> [Short task] Locate the lines that hold the string "JSON". Copy every such line.

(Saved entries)
+++++

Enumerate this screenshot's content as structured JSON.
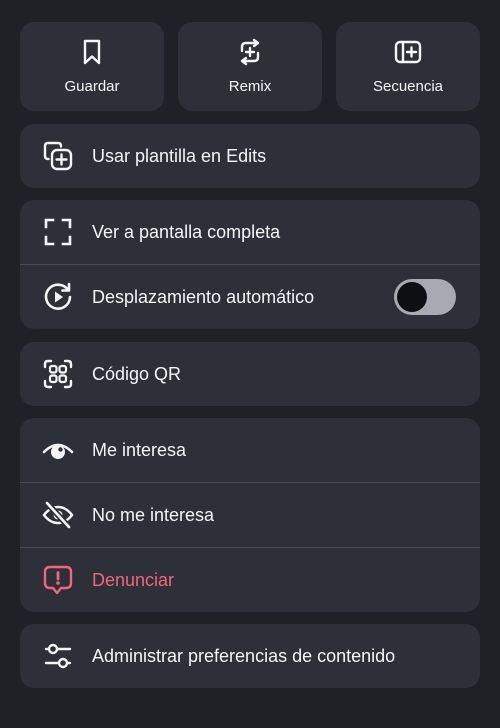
{
  "top_actions": [
    {
      "label": "Guardar",
      "icon": "bookmark-icon"
    },
    {
      "label": "Remix",
      "icon": "remix-icon"
    },
    {
      "label": "Secuencia",
      "icon": "sequence-icon"
    }
  ],
  "edits": {
    "label": "Usar plantilla en Edits",
    "icon": "template-add-icon"
  },
  "view": {
    "fullscreen_label": "Ver a pantalla completa",
    "fullscreen_icon": "fullscreen-icon",
    "autoscroll_label": "Desplazamiento automático",
    "autoscroll_icon": "autoscroll-icon",
    "autoscroll_enabled": false
  },
  "qr": {
    "label": "Código QR",
    "icon": "qr-code-icon"
  },
  "feedback": {
    "interested_label": "Me interesa",
    "interested_icon": "eye-icon",
    "not_interested_label": "No me interesa",
    "not_interested_icon": "eye-off-icon",
    "report_label": "Denunciar",
    "report_icon": "report-icon"
  },
  "preferences": {
    "label": "Administrar preferencias de contenido",
    "icon": "sliders-icon"
  },
  "colors": {
    "background": "#1f2127",
    "panel": "#2d3038",
    "divider": "#474a52",
    "text": "#f5f5f7",
    "danger": "#f2667a",
    "toggle_track": "#a7aab2",
    "toggle_knob": "#0d0f13"
  }
}
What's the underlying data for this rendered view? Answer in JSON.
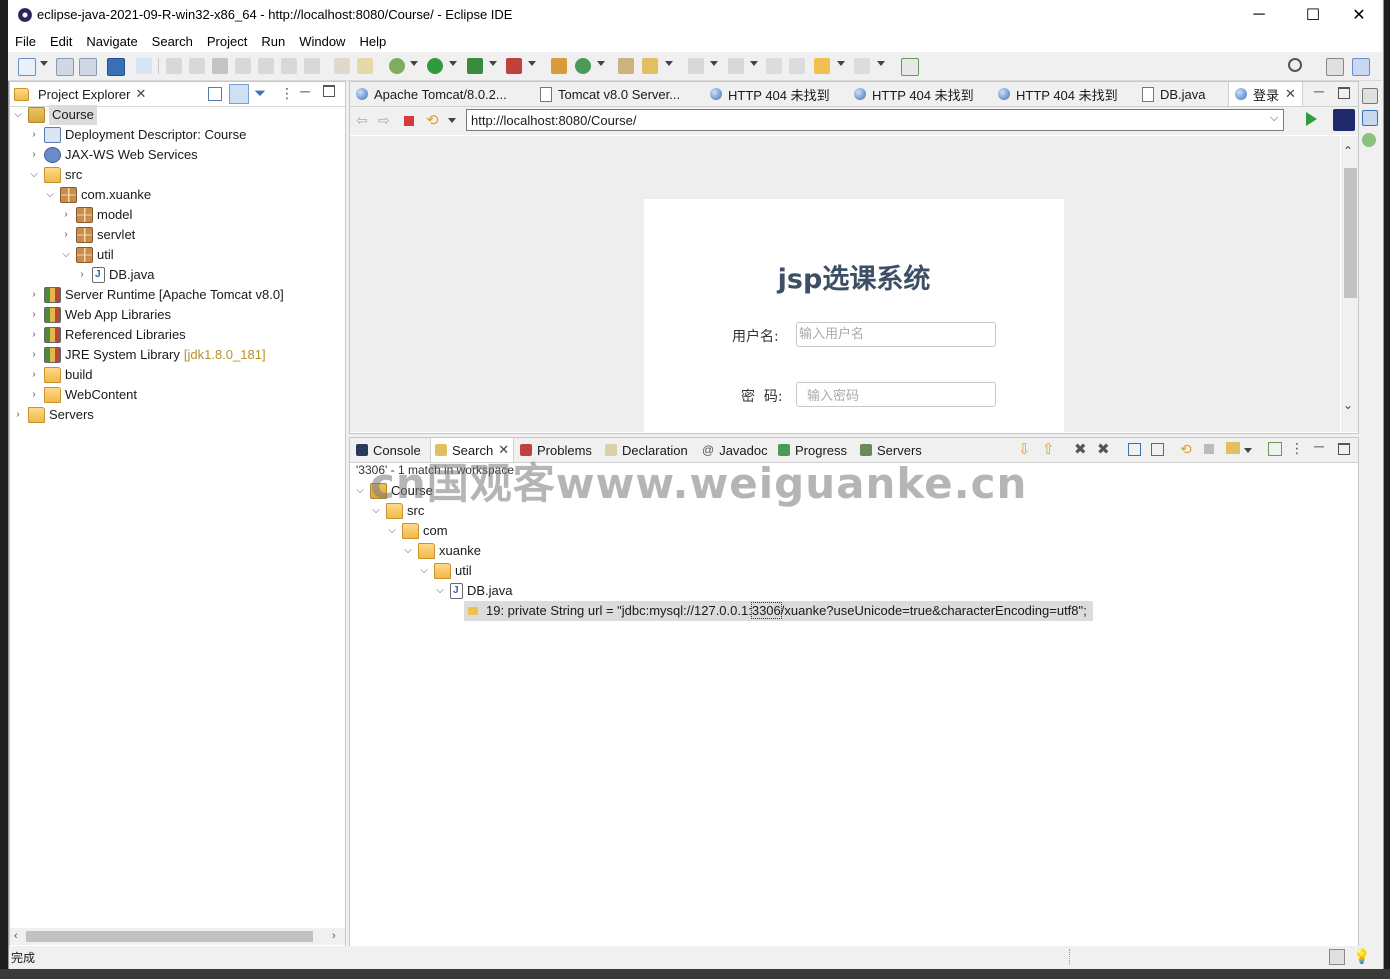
{
  "window": {
    "title": "eclipse-java-2021-09-R-win32-x86_64 - http://localhost:8080/Course/ - Eclipse IDE",
    "min": "─",
    "max": "☐",
    "close": "✕"
  },
  "menu": [
    "File",
    "Edit",
    "Navigate",
    "Search",
    "Project",
    "Run",
    "Window",
    "Help"
  ],
  "project_explorer": {
    "title": "Project Explorer",
    "tree": [
      {
        "label": "Course",
        "level": 0,
        "expanded": true,
        "icon": "project-icon",
        "selected": true
      },
      {
        "label": "Deployment Descriptor: Course",
        "level": 1,
        "expanded": false,
        "icon": "deployment-descriptor-icon"
      },
      {
        "label": "JAX-WS Web Services",
        "level": 1,
        "expanded": false,
        "icon": "web-services-icon"
      },
      {
        "label": "src",
        "level": 1,
        "expanded": true,
        "icon": "source-folder-icon"
      },
      {
        "label": "com.xuanke",
        "level": 2,
        "expanded": true,
        "icon": "package-icon"
      },
      {
        "label": "model",
        "level": 3,
        "expanded": false,
        "icon": "package-icon"
      },
      {
        "label": "servlet",
        "level": 3,
        "expanded": false,
        "icon": "package-icon"
      },
      {
        "label": "util",
        "level": 3,
        "expanded": true,
        "icon": "package-icon"
      },
      {
        "label": "DB.java",
        "level": 4,
        "expanded": false,
        "icon": "java-file-icon"
      },
      {
        "label": "Server Runtime [Apache Tomcat v8.0]",
        "level": 1,
        "expanded": false,
        "icon": "library-icon"
      },
      {
        "label": "Web App Libraries",
        "level": 1,
        "expanded": false,
        "icon": "library-icon"
      },
      {
        "label": "Referenced Libraries",
        "level": 1,
        "expanded": false,
        "icon": "library-icon"
      },
      {
        "label": "JRE System Library",
        "suffix": "[jdk1.8.0_181]",
        "level": 1,
        "expanded": false,
        "icon": "library-icon"
      },
      {
        "label": "build",
        "level": 1,
        "expanded": false,
        "icon": "folder-icon"
      },
      {
        "label": "WebContent",
        "level": 1,
        "expanded": false,
        "icon": "folder-icon"
      },
      {
        "label": "Servers",
        "level": 0,
        "expanded": false,
        "icon": "servers-folder-icon"
      }
    ]
  },
  "editor": {
    "tabs": [
      {
        "label": "Apache Tomcat/8.0.2...",
        "icon": "globe-icon"
      },
      {
        "label": "Tomcat v8.0 Server...",
        "icon": "server-config-icon"
      },
      {
        "label": "HTTP 404 未找到",
        "icon": "globe-icon"
      },
      {
        "label": "HTTP 404 未找到",
        "icon": "globe-icon"
      },
      {
        "label": "HTTP 404 未找到",
        "icon": "globe-icon"
      },
      {
        "label": "DB.java",
        "icon": "java-file-icon"
      },
      {
        "label": "登录",
        "icon": "globe-icon",
        "active": true
      }
    ],
    "url": "http://localhost:8080/Course/"
  },
  "login_page": {
    "title": "jsp选课系统",
    "username_label": "用户名:",
    "username_placeholder": "输入用户名",
    "password_label": "密  码:",
    "password_placeholder": "输入密码"
  },
  "bottom_panel": {
    "tabs": [
      "Console",
      "Search",
      "Problems",
      "Declaration",
      "Javadoc",
      "Progress",
      "Servers"
    ],
    "search_summary": "'3306' - 1 match in workspace",
    "results": [
      {
        "label": "Course",
        "level": 0,
        "icon": "project-icon"
      },
      {
        "label": "src",
        "level": 1,
        "icon": "folder-icon"
      },
      {
        "label": "com",
        "level": 2,
        "icon": "folder-icon"
      },
      {
        "label": "xuanke",
        "level": 3,
        "icon": "folder-icon"
      },
      {
        "label": "util",
        "level": 4,
        "icon": "folder-icon"
      },
      {
        "label": "DB.java",
        "level": 5,
        "icon": "java-file-icon"
      }
    ],
    "match_prefix": "19: private String url = \"jdbc:mysql://127.0.0.1:",
    "match_term": "3306",
    "match_suffix": "/xuanke?useUnicode=true&characterEncoding=utf8\";"
  },
  "watermark": "cn国观客www.weiguanke.cn",
  "status": "完成",
  "colors": {
    "accent": "#3a70b8",
    "selection": "#dcdcdc",
    "login_title": "#3d4f65",
    "library_suffix": "#b8902a"
  }
}
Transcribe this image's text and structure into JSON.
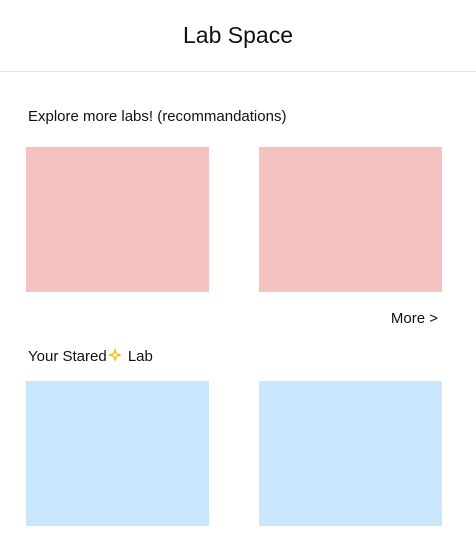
{
  "header": {
    "title": "Lab Space"
  },
  "recommendations": {
    "title": "Explore more labs! (recommandations)",
    "cards": [
      {
        "name": "recommended-lab-card-1",
        "color": "#f4c2bf"
      },
      {
        "name": "recommended-lab-card-2",
        "color": "#f4c2bf"
      }
    ],
    "more_label": "More >"
  },
  "starred": {
    "title_before": "Your Stared",
    "title_icon": "sparkle-star-icon",
    "title_after": " Lab",
    "cards": [
      {
        "name": "starred-lab-card-1",
        "color": "#cae6fc"
      },
      {
        "name": "starred-lab-card-2",
        "color": "#cae6fc"
      }
    ]
  },
  "colors": {
    "recommendation_card": "#f4c2bf",
    "starred_card": "#cae6fc",
    "divider": "#e4e4e4"
  }
}
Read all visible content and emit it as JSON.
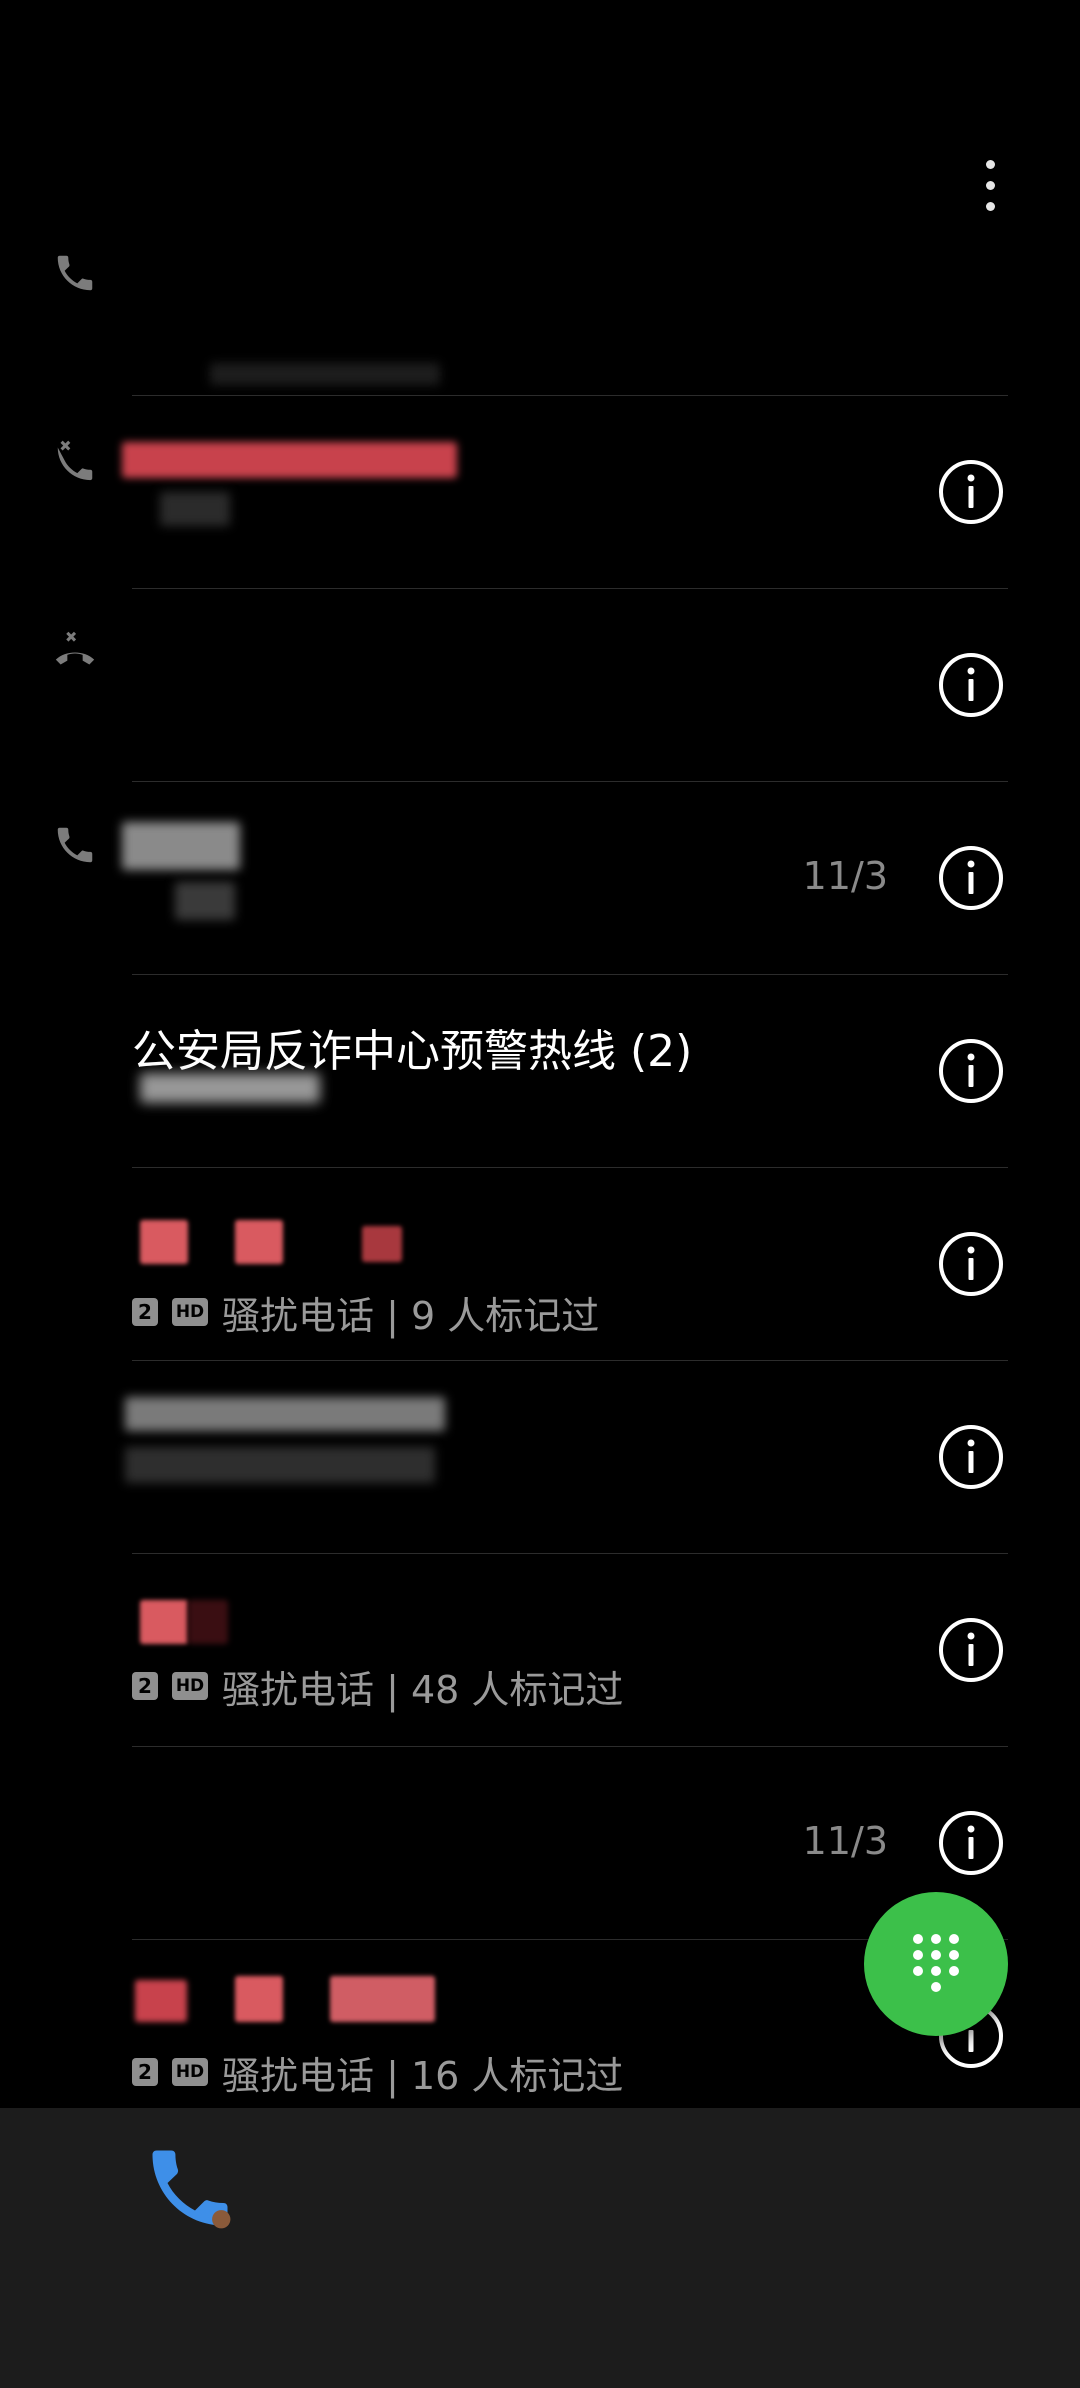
{
  "colors": {
    "background": "#000000",
    "bottom_nav": "#1c1c1c",
    "fab": "#3cc04a",
    "nav_active": "#3e8fe8",
    "redacted_red": "#d95a60"
  },
  "icons": {
    "more": "more-vert-icon",
    "info": "info-circle-icon",
    "dialpad": "dialpad-icon",
    "phone": "phone-icon"
  },
  "calls": [
    {
      "type": "phone",
      "name": "",
      "sub": "",
      "date": "",
      "info": false
    },
    {
      "type": "missed",
      "name": "",
      "sub": "",
      "date": "",
      "info": true
    },
    {
      "type": "missed",
      "name": "",
      "sub": "",
      "date": "",
      "info": true
    },
    {
      "type": "phone",
      "name": "",
      "sub": "",
      "date": "11/3",
      "info": true
    },
    {
      "type": "",
      "name": "公安局反诈中心预警热线 (2)",
      "sub": "",
      "date": "",
      "info": true
    },
    {
      "type": "",
      "name": "",
      "sim": "2",
      "hd": "HD",
      "sub": "骚扰电话 | 9 人标记过",
      "date": "",
      "info": true
    },
    {
      "type": "",
      "name": "",
      "sub": "",
      "date": "",
      "info": true
    },
    {
      "type": "",
      "name": "",
      "sim": "2",
      "hd": "HD",
      "sub": "骚扰电话 | 48 人标记过",
      "date": "",
      "info": true
    },
    {
      "type": "",
      "name": "",
      "sub": "",
      "date": "11/3",
      "info": true
    },
    {
      "type": "",
      "name": "",
      "sim": "2",
      "hd": "HD",
      "sub": "骚扰电话 | 16 人标记过",
      "date": "",
      "info": true
    }
  ]
}
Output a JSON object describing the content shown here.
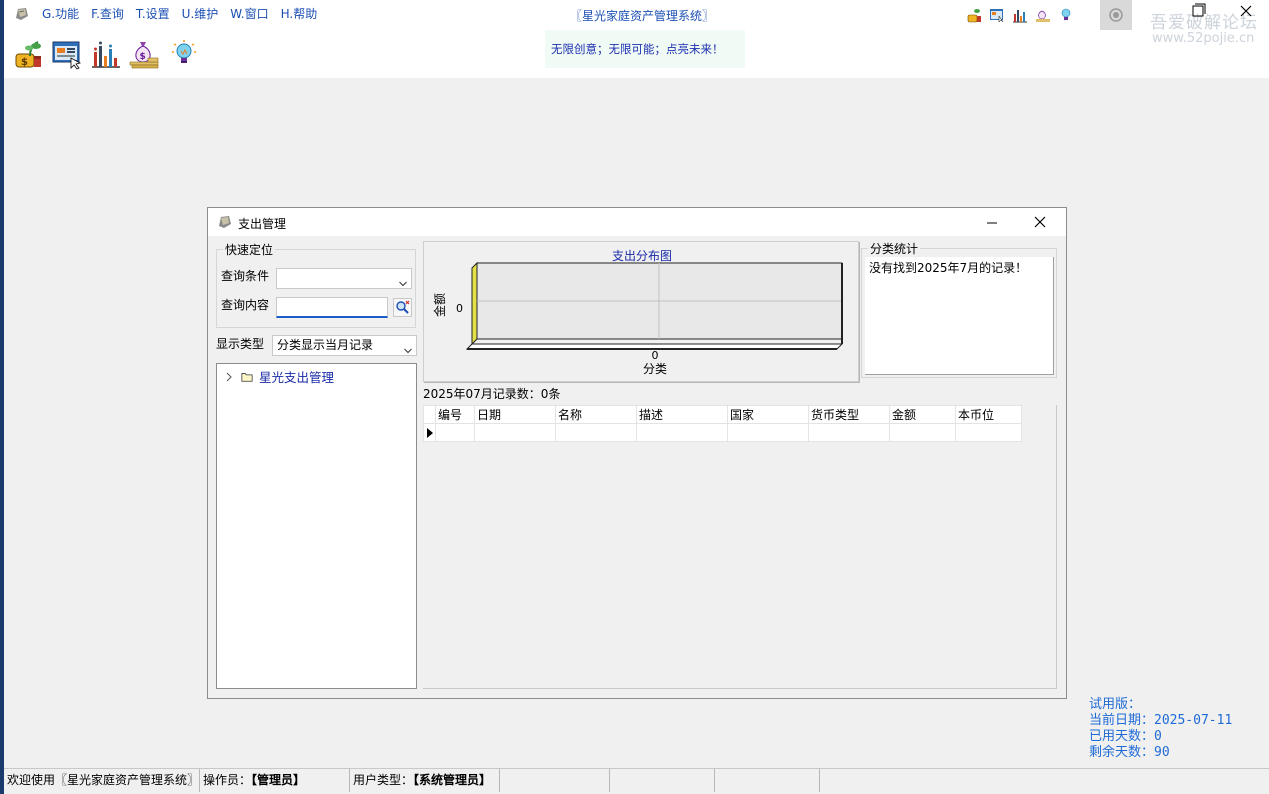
{
  "app": {
    "title": "〖星光家庭资产管理系统〗",
    "slogan": "无限创意；无限可能；点亮未来！",
    "watermark_line1": "吾爱破解论坛",
    "watermark_line2": "www.52pojie.cn"
  },
  "menu": [
    {
      "label": "G.功能"
    },
    {
      "label": "F.查询"
    },
    {
      "label": "T.设置"
    },
    {
      "label": "U.维护"
    },
    {
      "label": "W.窗口"
    },
    {
      "label": "H.帮助"
    }
  ],
  "toolbar_icons": [
    "money-plant-icon",
    "web-screen-icon",
    "bar-chart-icon",
    "money-bag-icon",
    "lightbulb-icon"
  ],
  "window": {
    "title": "支出管理",
    "quick_locate": {
      "label": "快速定位",
      "query_condition_label": "查询条件",
      "query_condition_value": "",
      "query_content_label": "查询内容",
      "query_content_value": ""
    },
    "display_type": {
      "label": "显示类型",
      "value": "分类显示当月记录"
    },
    "tree": {
      "root_label": "星光支出管理"
    },
    "category_stats": {
      "label": "分类统计",
      "text": "没有找到2025年7月的记录！"
    },
    "record_count": "2025年07月记录数：0条",
    "grid": {
      "columns": [
        "编号",
        "日期",
        "名称",
        "描述",
        "国家",
        "货币类型",
        "金额",
        "本币位"
      ],
      "rows": []
    }
  },
  "chart_data": {
    "type": "bar",
    "title": "支出分布图",
    "xlabel": "分类",
    "ylabel": "金额",
    "categories": [],
    "values": [],
    "y_tick_labels": [
      "0"
    ],
    "x_tick_labels": [
      "0"
    ],
    "grid": true,
    "three_d": true,
    "colors": {
      "title": "#1a2aa8",
      "wall": "#e8e8e8",
      "floor_edge": "#222222",
      "axis_accent": "#e4e04a"
    }
  },
  "trial": {
    "version_label": "试用版：",
    "current_date": "当前日期：2025-07-11",
    "used_days": "已用天数：0",
    "remaining_days": "剩余天数：90"
  },
  "status": {
    "welcome": "欢迎使用〖星光家庭资产管理系统〗",
    "operator_label": "操作员：",
    "operator_value": "【管理员】",
    "user_type_label": "用户类型：",
    "user_type_value": "【系统管理员】"
  },
  "colors": {
    "menu_text": "#1c4fb4",
    "slogan_bg": "#f1fbf6",
    "trial_text": "#1e6bd6",
    "tree_text": "#1a2aa8",
    "taskbar_blue": "#1a3a6e"
  }
}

+++++

> [Result]
Enumerate this screenshot's content as structured JSON.
What's the underlying data for this rendered view? Answer in JSON.
Transcribe this image's text and structure into JSON.
Read all visible content and emit it as JSON.
Output a JSON object describing the content shown here.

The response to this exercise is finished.